● Short exercise
Copy each line of the entries that contains the word "degrees".
* Begin Extracted records *
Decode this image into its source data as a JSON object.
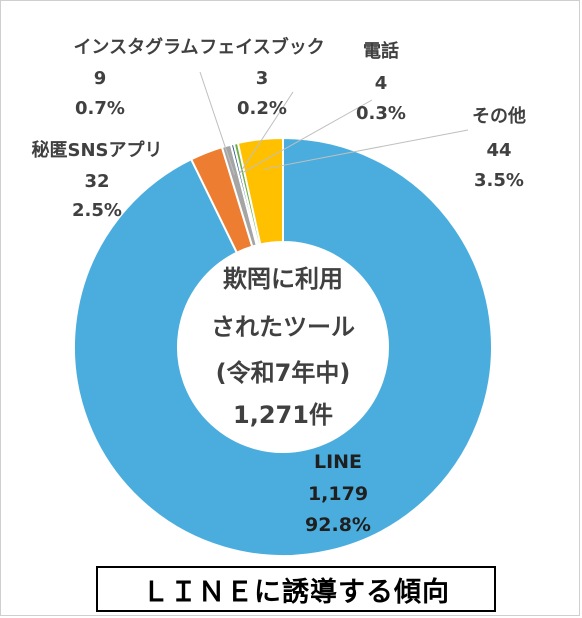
{
  "chart_data": {
    "type": "pie",
    "style": "donut",
    "total_unit": "件",
    "center_text": [
      "欺罔に利用",
      "されたツール",
      "(令和7年中)",
      "1,271件"
    ],
    "slices": [
      {
        "name": "LINE",
        "count": "1,179",
        "value": 1179,
        "percent": "92.8%",
        "color": "#4badde"
      },
      {
        "name": "秘匿SNSアプリ",
        "count": "32",
        "value": 32,
        "percent": "2.5%",
        "color": "#ed7d31"
      },
      {
        "name": "インスタグラム",
        "count": "9",
        "value": 9,
        "percent": "0.7%",
        "color": "#a5a5a5"
      },
      {
        "name": "フェイスブック",
        "count": "3",
        "value": 3,
        "percent": "0.2%",
        "color": "#2e5f8a"
      },
      {
        "name": "電話",
        "count": "4",
        "value": 4,
        "percent": "0.3%",
        "color": "#70ad47"
      },
      {
        "name": "その他",
        "count": "44",
        "value": 44,
        "percent": "3.5%",
        "color": "#ffc000"
      }
    ]
  },
  "caption": "ＬＩＮＥに誘導する傾向"
}
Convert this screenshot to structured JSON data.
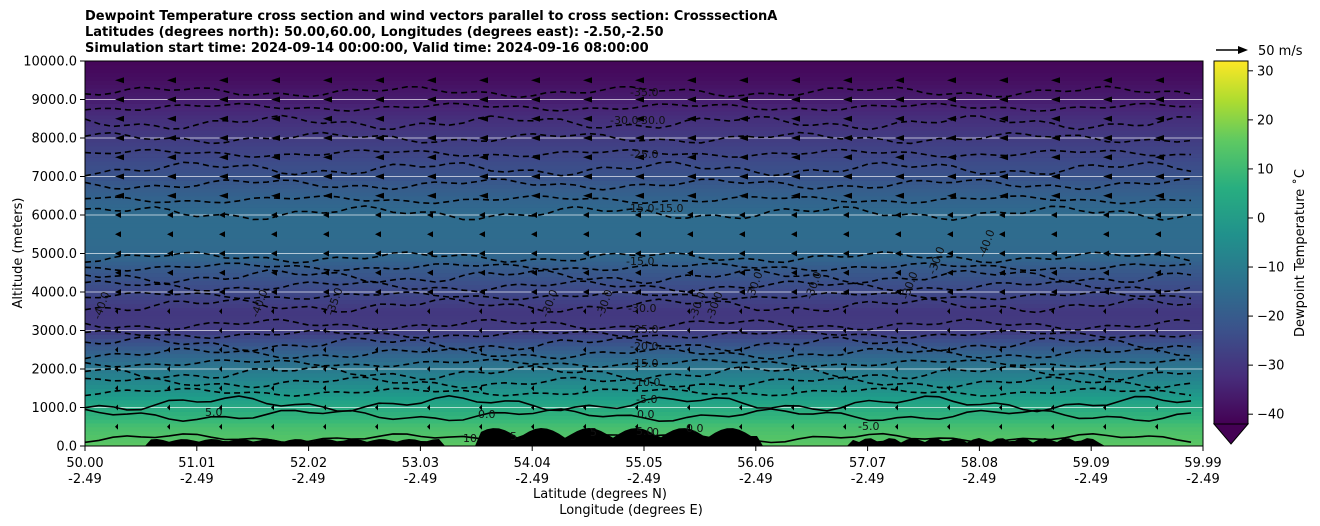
{
  "chart_data": {
    "type": "heatmap",
    "title_lines": [
      "Dewpoint Temperature cross section and wind vectors parallel to cross section: CrosssectionA",
      "Latitudes (degrees north): 50.00,60.00, Longitudes (degrees east): -2.50,-2.50",
      "Simulation start time: 2024-09-14 00:00:00, Valid time: 2024-09-16 08:00:00"
    ],
    "ylabel": "Altitude (meters)",
    "xlabel_lines": [
      "Latitude (degrees N)",
      "Longitude (degrees E)"
    ],
    "ylim": [
      0,
      10000
    ],
    "y_ticks": [
      "0.0",
      "1000.0",
      "2000.0",
      "3000.0",
      "4000.0",
      "5000.0",
      "6000.0",
      "7000.0",
      "8000.0",
      "9000.0",
      "10000.0"
    ],
    "x_ticks": [
      {
        "lat": "50.00",
        "lon": "-2.49"
      },
      {
        "lat": "51.01",
        "lon": "-2.49"
      },
      {
        "lat": "52.02",
        "lon": "-2.49"
      },
      {
        "lat": "53.03",
        "lon": "-2.49"
      },
      {
        "lat": "54.04",
        "lon": "-2.49"
      },
      {
        "lat": "55.05",
        "lon": "-2.49"
      },
      {
        "lat": "56.06",
        "lon": "-2.49"
      },
      {
        "lat": "57.07",
        "lon": "-2.49"
      },
      {
        "lat": "58.08",
        "lon": "-2.49"
      },
      {
        "lat": "59.09",
        "lon": "-2.49"
      },
      {
        "lat": "59.99",
        "lon": "-2.49"
      }
    ],
    "grid": "horizontal",
    "colorbar": {
      "label": "Dewpoint Temperature $^\\circ$C",
      "label_text": "Dewpoint Temperature ˚C",
      "ticks": [
        "30",
        "20",
        "10",
        "0",
        "−10",
        "−20",
        "−30",
        "−40"
      ],
      "tick_values": [
        30,
        20,
        10,
        0,
        -10,
        -20,
        -30,
        -40
      ],
      "range": [
        -42,
        32
      ],
      "extend": "min",
      "colormap": "viridis"
    },
    "quiver_key": "50 m/s",
    "contour_labels": [
      {
        "text": "-35.0"
      },
      {
        "text": "-30.0"
      },
      {
        "text": "-30.0"
      },
      {
        "text": "-25.0"
      },
      {
        "text": "-15.0"
      },
      {
        "text": "-15.0"
      },
      {
        "text": "-15.0"
      },
      {
        "text": "-30.0"
      },
      {
        "text": "-25.0"
      },
      {
        "text": "-20.0"
      },
      {
        "text": "-15.0"
      },
      {
        "text": "-10.0"
      },
      {
        "text": "-5.0"
      },
      {
        "text": "0.0"
      },
      {
        "text": "5.0"
      },
      {
        "text": "0.0"
      },
      {
        "text": "5.0"
      },
      {
        "text": "0.0"
      },
      {
        "text": "-5.0"
      },
      {
        "text": "10"
      },
      {
        "text": "5"
      },
      {
        "text": "5"
      },
      {
        "text": "0"
      },
      {
        "text": "-40.0"
      },
      {
        "text": "-40.0"
      },
      {
        "text": "-35.0"
      },
      {
        "text": "-30.0"
      },
      {
        "text": "-30.0"
      },
      {
        "text": "-30.0"
      },
      {
        "text": "-30.0"
      },
      {
        "text": "-30.0"
      },
      {
        "text": "-30.0"
      },
      {
        "text": "-30.0"
      },
      {
        "text": "-30.0"
      },
      {
        "text": "-40.0"
      }
    ],
    "dewpoint_profile": {
      "alt_m": [
        0,
        500,
        1000,
        1500,
        2000,
        2500,
        3000,
        3500,
        4000,
        4500,
        5000,
        5500,
        6000,
        6500,
        7000,
        7500,
        8000,
        8500,
        9000,
        9500,
        10000
      ],
      "dewpoint_C": [
        13,
        10,
        3,
        -5,
        -12,
        -20,
        -29,
        -30,
        -26,
        -22,
        -17,
        -16,
        -16,
        -19,
        -23,
        -26,
        -29,
        -32,
        -36,
        -39,
        -41
      ]
    },
    "terrain": "black filled orography along lower boundary"
  }
}
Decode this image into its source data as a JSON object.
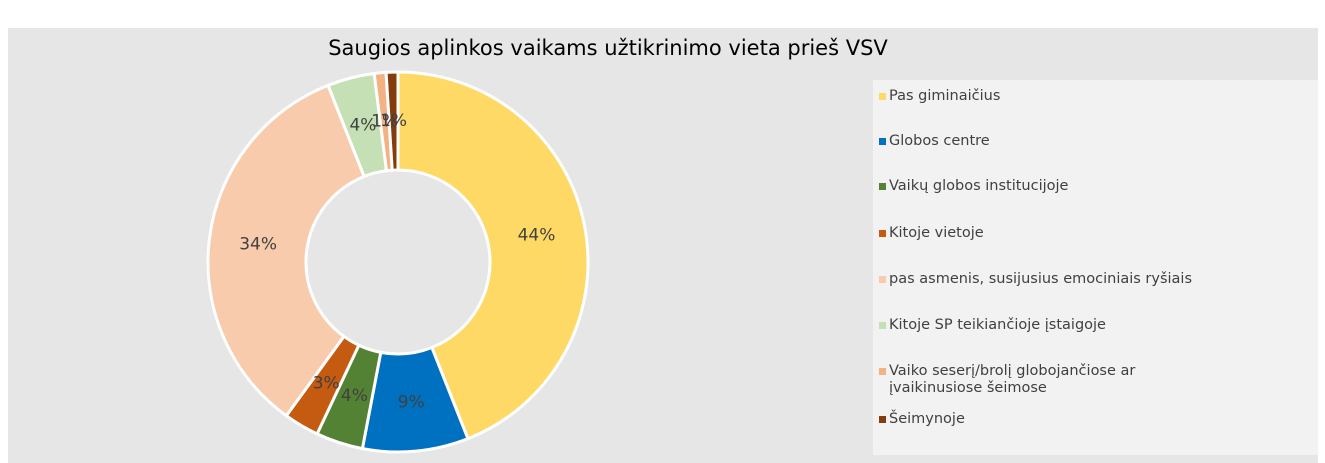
{
  "chart_data": {
    "type": "donut",
    "title": "Saugios aplinkos vaikams užtikrinimo vieta prieš VSV",
    "categories": [
      "Pas giminaičius",
      "Globos centre",
      "Vaikų globos institucijoje",
      "Kitoje vietoje",
      "pas asmenis, susijusius emociniais ryšiais",
      "Kitoje SP teikiančioje įstaigoje",
      "Vaiko seserį/brolį globojančiose ar įvaikinusiose šeimose",
      "Šeimynoje"
    ],
    "values": [
      44,
      9,
      4,
      3,
      34,
      4,
      1,
      1
    ],
    "value_labels": [
      "44%",
      "9%",
      "4%",
      "3%",
      "34%",
      "4%",
      "1%",
      "1%"
    ],
    "colors": [
      "#ffd966",
      "#0070c0",
      "#548235",
      "#c55a11",
      "#f8cbad",
      "#c5e0b4",
      "#f4b183",
      "#843c0c"
    ],
    "legend": "right"
  }
}
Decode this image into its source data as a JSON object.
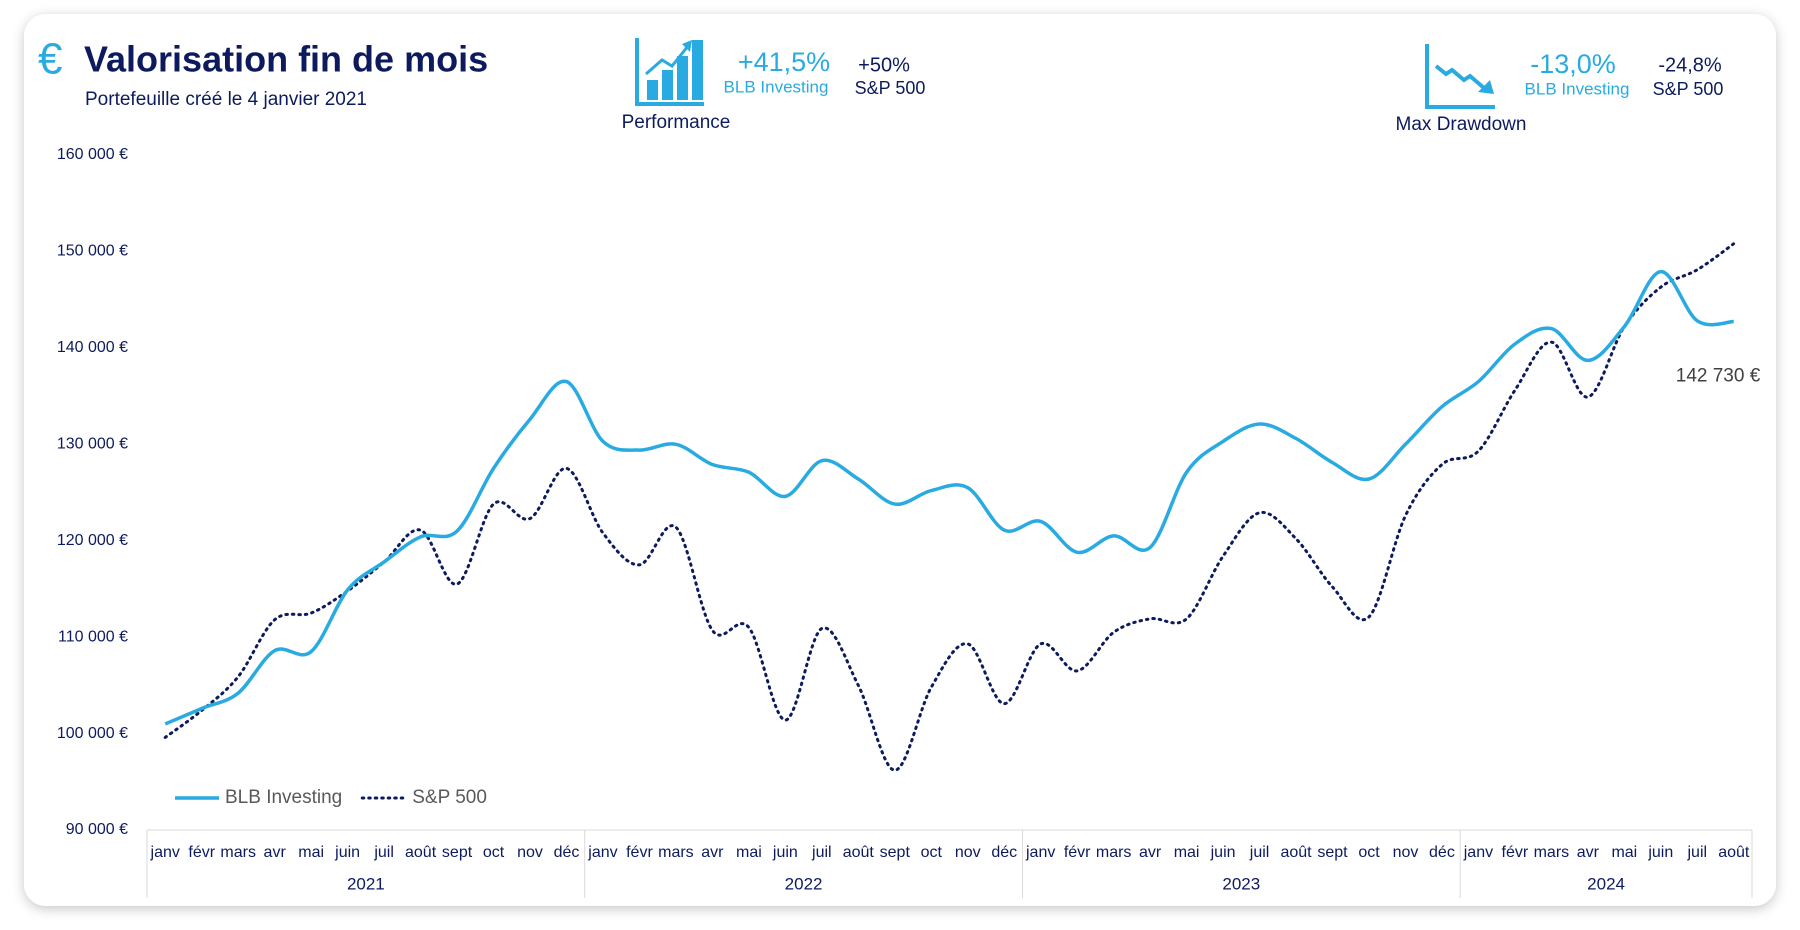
{
  "header": {
    "currency_symbol": "€",
    "title": "Valorisation fin de mois",
    "subtitle": "Portefeuille créé le 4 janvier 2021"
  },
  "kpis": {
    "performance": {
      "label": "Performance",
      "portfolio_value": "+41,5%",
      "portfolio_name": "BLB Investing",
      "benchmark_value": "+50%",
      "benchmark_name": "S&P 500"
    },
    "drawdown": {
      "label": "Max Drawdown",
      "portfolio_value": "-13,0%",
      "portfolio_name": "BLB Investing",
      "benchmark_value": "-24,8%",
      "benchmark_name": "S&P 500"
    }
  },
  "chart_data": {
    "type": "line",
    "groups": [
      {
        "label": "2021",
        "categories": [
          "janv",
          "févr",
          "mars",
          "avr",
          "mai",
          "juin",
          "juil",
          "août",
          "sept",
          "oct",
          "nov",
          "déc"
        ]
      },
      {
        "label": "2022",
        "categories": [
          "janv",
          "févr",
          "mars",
          "avr",
          "mai",
          "juin",
          "juil",
          "août",
          "sept",
          "oct",
          "nov",
          "déc"
        ]
      },
      {
        "label": "2023",
        "categories": [
          "janv",
          "févr",
          "mars",
          "avr",
          "mai",
          "juin",
          "juil",
          "août",
          "sept",
          "oct",
          "nov",
          "déc"
        ]
      },
      {
        "label": "2024",
        "categories": [
          "janv",
          "févr",
          "mars",
          "avr",
          "mai",
          "juin",
          "juil",
          "août"
        ]
      }
    ],
    "series": [
      {
        "name": "BLB Investing",
        "color": "#29abe2",
        "dash": "solid",
        "values": [
          101000,
          102600,
          104200,
          108600,
          108500,
          114900,
          117800,
          120400,
          121000,
          127500,
          132600,
          136500,
          130300,
          129400,
          130000,
          127900,
          127100,
          124600,
          128300,
          126400,
          123800,
          125200,
          125500,
          121100,
          122000,
          118800,
          120500,
          119300,
          127100,
          130300,
          132100,
          130600,
          128100,
          126400,
          130000,
          133900,
          136500,
          140400,
          142000,
          138700,
          142200,
          147900,
          142800,
          142730
        ],
        "value_labels": [
          null,
          null,
          null,
          null,
          null,
          null,
          null,
          null,
          null,
          null,
          null,
          null,
          null,
          null,
          null,
          null,
          null,
          null,
          null,
          null,
          null,
          null,
          null,
          null,
          null,
          null,
          null,
          null,
          null,
          null,
          null,
          null,
          null,
          null,
          null,
          null,
          null,
          null,
          null,
          null,
          null,
          null,
          null,
          "142 730 €"
        ]
      },
      {
        "name": "S&P 500",
        "color": "#0d1b5e",
        "dash": "dotted",
        "values": [
          99600,
          102400,
          105900,
          111800,
          112500,
          114800,
          117800,
          121100,
          115500,
          123800,
          122300,
          127500,
          120800,
          117500,
          121400,
          110700,
          111000,
          101400,
          110900,
          105000,
          96200,
          104800,
          109300,
          103100,
          109300,
          106500,
          110500,
          111900,
          111900,
          118400,
          122900,
          120200,
          115200,
          112100,
          122600,
          127900,
          129300,
          135600,
          140600,
          134900,
          142200,
          146300,
          148100,
          150800
        ]
      }
    ],
    "ylim": [
      90000,
      160000
    ],
    "yticks": [
      {
        "value": 90000,
        "label": "90 000 €"
      },
      {
        "value": 100000,
        "label": "100 000 €"
      },
      {
        "value": 110000,
        "label": "110 000 €"
      },
      {
        "value": 120000,
        "label": "120 000 €"
      },
      {
        "value": 130000,
        "label": "130 000 €"
      },
      {
        "value": 140000,
        "label": "140 000 €"
      },
      {
        "value": 150000,
        "label": "150 000 €"
      },
      {
        "value": 160000,
        "label": "160 000 €"
      }
    ],
    "grid": false,
    "legend": "bottom-left"
  }
}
* End Extracted records *
● Solved problem
      "Latitudes (degrees north): 50.00,60.00, Longitudes (degrees east): -2.50,-2.50",
      "Latitude (degrees N)",
      "Longitude (degrees E)"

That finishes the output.